## Start Materials provided

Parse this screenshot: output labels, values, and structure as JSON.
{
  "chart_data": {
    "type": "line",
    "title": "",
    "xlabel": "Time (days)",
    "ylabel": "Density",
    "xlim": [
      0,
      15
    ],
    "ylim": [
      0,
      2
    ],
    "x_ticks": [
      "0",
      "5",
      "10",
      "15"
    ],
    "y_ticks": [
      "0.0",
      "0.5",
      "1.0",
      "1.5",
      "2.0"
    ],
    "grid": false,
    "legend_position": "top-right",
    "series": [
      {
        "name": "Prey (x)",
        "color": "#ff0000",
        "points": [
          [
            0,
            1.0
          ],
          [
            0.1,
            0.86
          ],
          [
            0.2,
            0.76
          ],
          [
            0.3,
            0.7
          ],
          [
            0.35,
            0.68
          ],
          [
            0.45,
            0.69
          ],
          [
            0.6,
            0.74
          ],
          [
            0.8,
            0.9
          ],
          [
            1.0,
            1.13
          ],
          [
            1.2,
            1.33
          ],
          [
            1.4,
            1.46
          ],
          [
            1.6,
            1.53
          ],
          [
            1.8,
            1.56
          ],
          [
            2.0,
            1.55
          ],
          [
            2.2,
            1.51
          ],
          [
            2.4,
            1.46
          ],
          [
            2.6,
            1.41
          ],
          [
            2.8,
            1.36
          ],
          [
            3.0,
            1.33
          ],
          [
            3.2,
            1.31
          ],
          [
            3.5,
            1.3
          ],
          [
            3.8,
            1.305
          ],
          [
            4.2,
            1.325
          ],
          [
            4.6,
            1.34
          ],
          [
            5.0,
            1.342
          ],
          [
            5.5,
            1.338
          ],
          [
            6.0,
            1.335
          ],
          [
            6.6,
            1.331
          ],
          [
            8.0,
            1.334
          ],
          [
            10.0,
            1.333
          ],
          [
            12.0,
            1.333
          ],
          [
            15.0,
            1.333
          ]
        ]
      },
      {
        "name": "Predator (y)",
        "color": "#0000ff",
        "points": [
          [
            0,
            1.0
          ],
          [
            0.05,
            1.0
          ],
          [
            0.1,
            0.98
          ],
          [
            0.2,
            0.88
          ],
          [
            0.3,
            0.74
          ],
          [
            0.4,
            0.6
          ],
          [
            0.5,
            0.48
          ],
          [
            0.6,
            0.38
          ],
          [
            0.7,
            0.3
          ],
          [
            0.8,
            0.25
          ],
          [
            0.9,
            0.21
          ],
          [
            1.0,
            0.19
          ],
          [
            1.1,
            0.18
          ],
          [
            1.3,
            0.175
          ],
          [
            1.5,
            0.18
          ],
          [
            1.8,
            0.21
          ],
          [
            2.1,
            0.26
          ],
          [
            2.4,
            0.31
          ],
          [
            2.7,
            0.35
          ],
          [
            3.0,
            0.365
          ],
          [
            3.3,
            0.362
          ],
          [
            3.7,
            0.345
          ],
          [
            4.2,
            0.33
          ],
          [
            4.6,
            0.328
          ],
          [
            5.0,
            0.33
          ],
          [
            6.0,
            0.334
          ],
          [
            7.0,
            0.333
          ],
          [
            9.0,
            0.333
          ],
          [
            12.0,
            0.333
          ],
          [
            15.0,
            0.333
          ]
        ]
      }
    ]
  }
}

## End Materials provided

● Problem details
Write out the listing once more, matching it exactly.

● Response below
Parse this screenshot: output labels, values, and structure as JSON.
{
  "chart_data": {
    "type": "line",
    "title": "",
    "xlabel": "Time (days)",
    "ylabel": "Density",
    "xlim": [
      0,
      15
    ],
    "ylim": [
      0,
      2
    ],
    "x_ticks": [
      "0",
      "5",
      "10",
      "15"
    ],
    "y_ticks": [
      "0.0",
      "0.5",
      "1.0",
      "1.5",
      "2.0"
    ],
    "grid": false,
    "legend_position": "top-right",
    "series": [
      {
        "name": "Prey (x)",
        "color": "#ff0000",
        "points": [
          [
            0,
            1.0
          ],
          [
            0.1,
            0.86
          ],
          [
            0.2,
            0.76
          ],
          [
            0.3,
            0.7
          ],
          [
            0.35,
            0.68
          ],
          [
            0.45,
            0.69
          ],
          [
            0.6,
            0.74
          ],
          [
            0.8,
            0.9
          ],
          [
            1.0,
            1.13
          ],
          [
            1.2,
            1.33
          ],
          [
            1.4,
            1.46
          ],
          [
            1.6,
            1.53
          ],
          [
            1.8,
            1.56
          ],
          [
            2.0,
            1.55
          ],
          [
            2.2,
            1.51
          ],
          [
            2.4,
            1.46
          ],
          [
            2.6,
            1.41
          ],
          [
            2.8,
            1.36
          ],
          [
            3.0,
            1.33
          ],
          [
            3.2,
            1.31
          ],
          [
            3.5,
            1.3
          ],
          [
            3.8,
            1.305
          ],
          [
            4.2,
            1.325
          ],
          [
            4.6,
            1.34
          ],
          [
            5.0,
            1.342
          ],
          [
            5.5,
            1.338
          ],
          [
            6.0,
            1.335
          ],
          [
            6.6,
            1.331
          ],
          [
            8.0,
            1.334
          ],
          [
            10.0,
            1.333
          ],
          [
            12.0,
            1.333
          ],
          [
            15.0,
            1.333
          ]
        ]
      },
      {
        "name": "Predator (y)",
        "color": "#0000ff",
        "points": [
          [
            0,
            1.0
          ],
          [
            0.05,
            1.0
          ],
          [
            0.1,
            0.98
          ],
          [
            0.2,
            0.88
          ],
          [
            0.3,
            0.74
          ],
          [
            0.4,
            0.6
          ],
          [
            0.5,
            0.48
          ],
          [
            0.6,
            0.38
          ],
          [
            0.7,
            0.3
          ],
          [
            0.8,
            0.25
          ],
          [
            0.9,
            0.21
          ],
          [
            1.0,
            0.19
          ],
          [
            1.1,
            0.18
          ],
          [
            1.3,
            0.175
          ],
          [
            1.5,
            0.18
          ],
          [
            1.8,
            0.21
          ],
          [
            2.1,
            0.26
          ],
          [
            2.4,
            0.31
          ],
          [
            2.7,
            0.35
          ],
          [
            3.0,
            0.365
          ],
          [
            3.3,
            0.362
          ],
          [
            3.7,
            0.345
          ],
          [
            4.2,
            0.33
          ],
          [
            4.6,
            0.328
          ],
          [
            5.0,
            0.33
          ],
          [
            6.0,
            0.334
          ],
          [
            7.0,
            0.333
          ],
          [
            9.0,
            0.333
          ],
          [
            12.0,
            0.333
          ],
          [
            15.0,
            0.333
          ]
        ]
      }
    ]
  }
}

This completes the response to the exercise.